- **Written task**
Convert the lines below into a JSON list of strings, one string per line, leaving out blank lines and the pictures.

■ ■ ■ ■

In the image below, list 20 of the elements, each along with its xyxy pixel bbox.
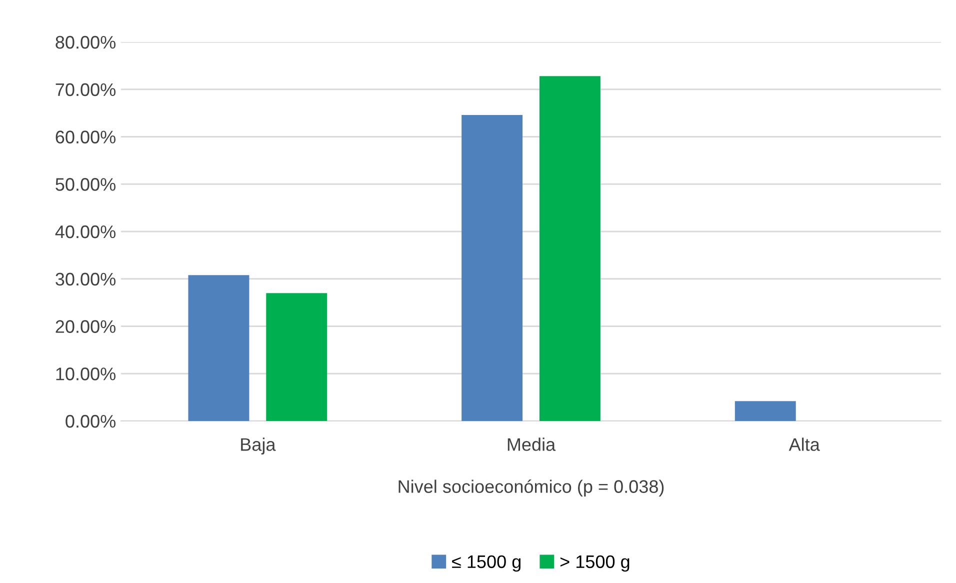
x-tick-label: Baja: [241, 438, 276, 454]
y-tick-label: 60.00%: [56, 130, 116, 144]
bar: [539, 76, 600, 421]
y-tick-label: 40.00%: [55, 225, 116, 238]
legend-label: ≤ 1500 g: [452, 555, 520, 572]
legend-label: > 1500 g: [560, 555, 630, 572]
y-tick-label: 80.00%: [56, 36, 116, 49]
y-tick-label: 30.00%: [56, 272, 116, 286]
x-axis-title: Nivel socioeconómico (p = 0.038): [398, 480, 664, 497]
x-tick-label: Alta: [788, 438, 820, 451]
bar: [266, 293, 328, 421]
y-tick-label: 50.00%: [56, 178, 116, 191]
y-tick-label: 70.00%: [56, 83, 116, 96]
y-tick-label: 20.00%: [56, 320, 116, 333]
bar: [188, 275, 250, 421]
y-tick-label: 10.00%: [56, 368, 116, 380]
bar: [734, 401, 796, 421]
y-tick-label: 0.00%: [66, 414, 116, 428]
bar: [462, 114, 523, 421]
x-tick-label: Media: [508, 438, 556, 451]
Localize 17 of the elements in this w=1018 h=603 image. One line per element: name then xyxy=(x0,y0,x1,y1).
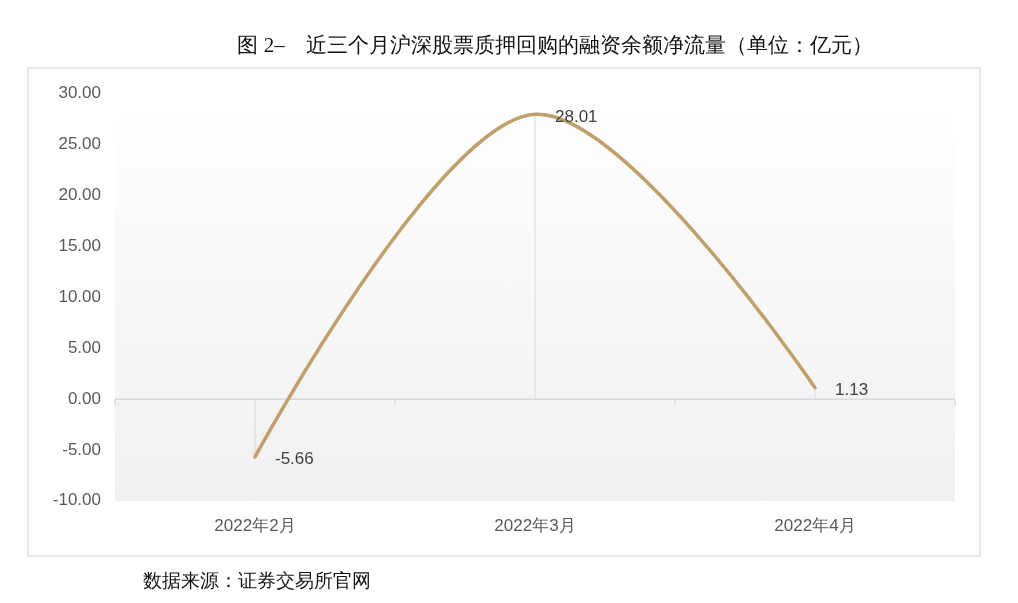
source-note: 数据来源：证券交易所官网 xyxy=(143,570,371,591)
y-tick-label: 30.00 xyxy=(58,83,101,103)
x-tick-label: 2022年3月 xyxy=(494,516,576,536)
data-label: -5.66 xyxy=(275,449,314,469)
y-tick-label: 15.00 xyxy=(58,236,101,256)
y-tick-label: 0.00 xyxy=(67,388,101,408)
y-tick-label: 25.00 xyxy=(58,134,101,154)
x-tick-label: 2022年2月 xyxy=(214,516,296,536)
y-tick-label: -10.00 xyxy=(52,490,101,510)
y-tick-label: 5.00 xyxy=(67,337,101,357)
chart-title: 图 2– 近三个月沪深股票质押回购的融资余额净流量（单位：亿元） xyxy=(237,33,873,57)
data-label: 1.13 xyxy=(835,380,869,400)
x-tick-label: 2022年4月 xyxy=(774,516,856,536)
y-tick-label: 10.00 xyxy=(58,286,101,306)
y-tick-label: -5.00 xyxy=(62,439,101,459)
y-tick-label: 20.00 xyxy=(58,185,101,205)
data-label: 28.01 xyxy=(555,106,598,126)
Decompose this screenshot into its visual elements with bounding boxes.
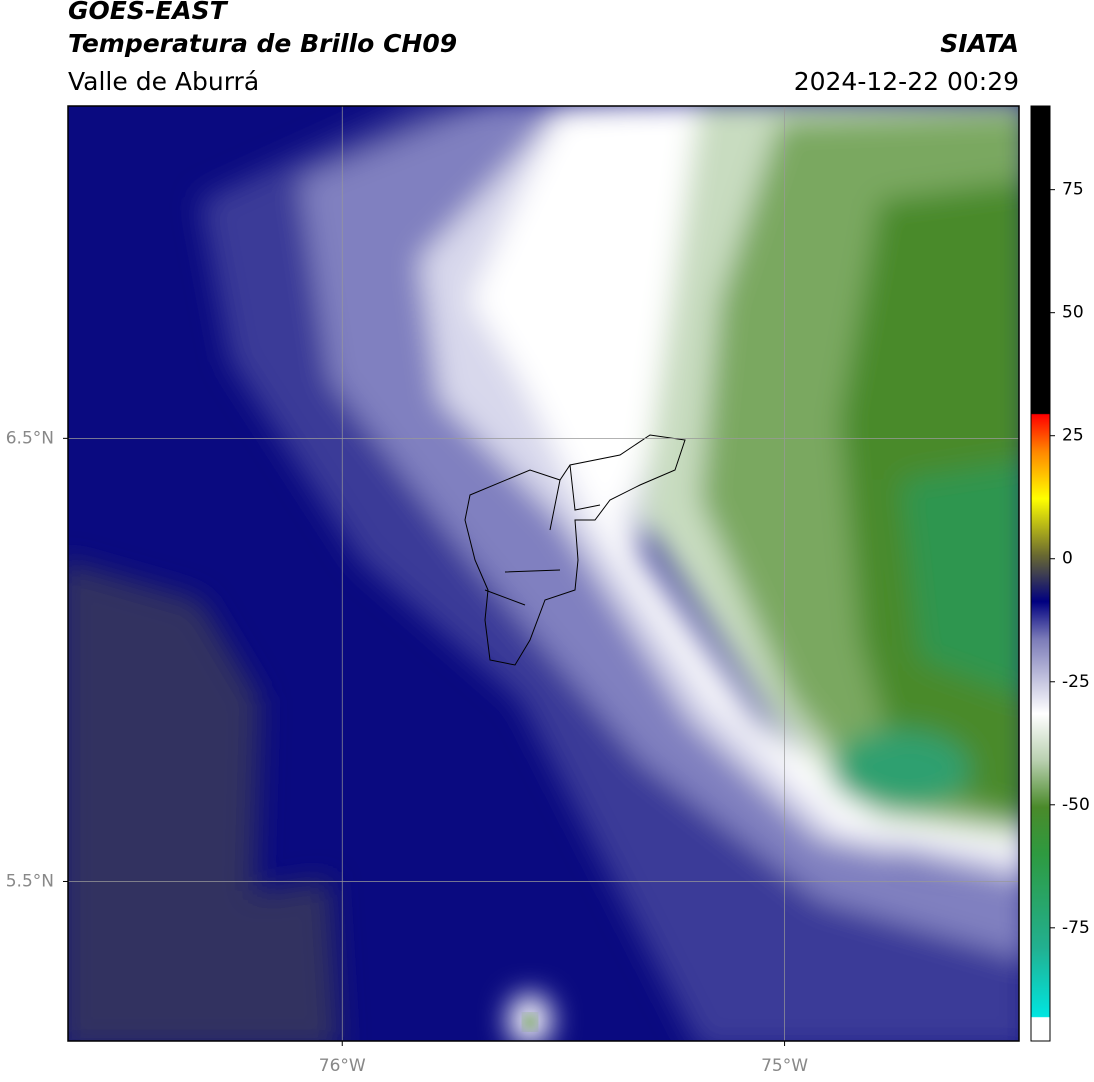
title: GOES-EAST xyxy=(68,0,229,25)
x-tick-label: 75°W xyxy=(761,1056,808,1076)
grid xyxy=(68,106,1019,1041)
colorbar-tick-label: -50 xyxy=(1062,795,1090,815)
colorbar-tick-label: -75 xyxy=(1062,918,1090,938)
timestamp: 2024-12-22 00:29 xyxy=(794,67,1019,96)
colorbar-tick-label: 75 xyxy=(1062,180,1084,200)
colorbar-tick-label: 25 xyxy=(1062,426,1084,446)
colorbar xyxy=(1030,105,1051,1042)
valley-boundary xyxy=(464,434,686,666)
colorbar-tick-label: 0 xyxy=(1062,549,1073,569)
source: SIATA xyxy=(940,29,1019,58)
colorbar-tick-label: -25 xyxy=(1062,672,1090,692)
y-tick-label: 5.5°N xyxy=(6,871,54,891)
y-tick-label: 6.5°N xyxy=(6,428,54,448)
map-frame xyxy=(67,105,1020,1042)
x-tick-label: 76°W xyxy=(319,1056,366,1076)
subtitle: Temperatura de Brillo CH09 xyxy=(68,29,457,58)
region: Valle de Aburrá xyxy=(68,67,259,96)
imagery xyxy=(68,106,1019,1041)
colorbar-tick-label: 50 xyxy=(1062,303,1084,323)
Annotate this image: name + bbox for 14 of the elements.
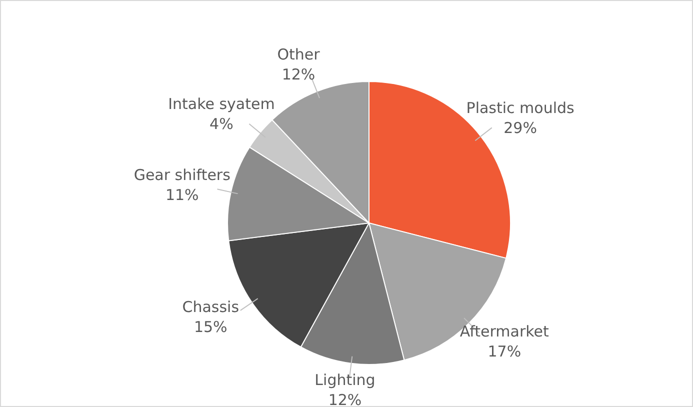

■ ■ ■ ■

- **Answer in full**
[
  "In the image below, list 20 of the elements, each along with its xyxy pixel bbox.",
  "x-tick-label: Baja: [241, 438, 276, 454]",
  "y-tick-label: 60.00%: [56, 130, 116, 144]",
  "bar: [539, 76, 600, 421]",
  "y-tick-label: 40.00%: [55, 225, 116, 238]",
  "legend-label: ≤ 1500 g: [452, 555, 520, 572]",
  "legend-label: > 1500 g: [560, 555, 630, 572]",
  "y-tick-label: 80.00%: [56, 36, 116, 49]",
  "y-tick-label: 30.00%: [56, 272, 116, 286]",
  "x-axis-title: Nivel socioeconómico (p = 0.038): [398, 480, 664, 497]",
  "x-tick-label: Alta: [788, 438, 820, 451]",
  "bar: [266, 293, 328, 421]",
  "y-tick-label: 50.00%: [56, 178, 116, 191]",
  "y-tick-label: 70.00%: [56, 83, 116, 96]",
  "y-tick-label: 20.00%: [56, 320, 116, 333]",
  "bar: [188, 275, 250, 421]",
  "y-tick-label: 10.00%: [56, 368, 116, 380]",
  "bar: [734, 401, 796, 421]",
  "y-tick-label: 0.00%: [66, 414, 116, 428]",
  "bar: [462, 114, 523, 421]",
  "x-tick-label: Media: [508, 438, 556, 451]",
  "Localize 17 of the elements in this w=1018 h=603 image. One line per element: name then xyxy=(x0,y0,x1,y1).",
  "source-note: 数据来源：证券交易所官网 xyxy=(143,570,371,591)",
  "y-tick-label: 30.00 xyxy=(58,83,101,103)",
  "x-tick-label: 2022年3月 xyxy=(494,516,576,536)",
  "data-label: -5.66 xyxy=(275,449,314,469)",
  "y-tick-label: 15.00 xyxy=(58,236,101,256)",
  "y-tick-label: 0.00 xyxy=(67,388,101,408)",
  "y-tick-label: 25.00 xyxy=(58,134,101,154)",
  "x-tick-label: 2022年2月 xyxy=(214,516,296,536)",
  "y-tick-label: -10.00 xyxy=(52,490,101,510)",
  "y-tick-label: 5.00 xyxy=(67,337,101,357)",
  "chart-title: 图 2– 近三个月沪深股票质押回购的融资余额净流量（单位：亿元） xyxy=(237,33,873,57)",
  "data-label: 1.13 xyxy=(835,380,869,400)",
  "x-tick-label: 2022年4月 xyxy=(774,516,856,536)",
  "y-tick-label: 10.00 xyxy=(58,286,101,306)",
  "y-tick-label: -5.00 xyxy=(62,439,101,459)",
  "y-tick-label: 20.00 xyxy=(58,185,101,205)",
  "data-label: 28.01 xyxy=(555,106,598,126)",
  "Decompose this screenshot into its visual elements with bounding boxes.",
  "title: GOES-EAST xyxy=(68,0,229,25)",
  "x-tick-label: 75°W xyxy=(761,1056,808,1076)",
  "grid xyxy=(68,106,1019,1041)",
  "colorbar-tick-label: -50 xyxy=(1062,795,1090,815)",
  "colorbar-tick-label: -75 xyxy=(1062,918,1090,938)",
  "timestamp: 2024-12-22 00:29 xyxy=(794,67,1019,96)",
  "colorbar-tick-label: 75 xyxy=(1062,180,1084,200)",
  "colorbar-tick-label: 25 xyxy=(1062,426,1084,446)",
  "colorbar xyxy=(1030,105,1051,1042)",
  "valley-boundary xyxy=(464,434,686,666)",
  "colorbar-tick-label: 0 xyxy=(1062,549,1073,569)",
  "source: SIATA xyxy=(940,29,1019,58)",
  "colorbar-tick-label: -25 xyxy=(1062,672,1090,692)",
  "y-tick-label: 5.5°N xyxy=(6,871,54,891)",
  "y-tick-label: 6.5°N xyxy=(6,428,54,448)",
  "map-frame xyxy=(67,105,1020,1042)",
  "x-tick-label: 76°W xyxy=(319,1056,366,1076)",
  "subtitle: Temperatura de Brillo CH09 xyxy=(68,29,457,58)",
  "region: Valle de Aburrá xyxy=(68,67,259,96)",
  "imagery xyxy=(68,106,1019,1041)",
  "colorbar-tick-label: 50 xyxy=(1062,303,1084,323)",
  "Annotate this image: name + bbox for 14 of the elements."
]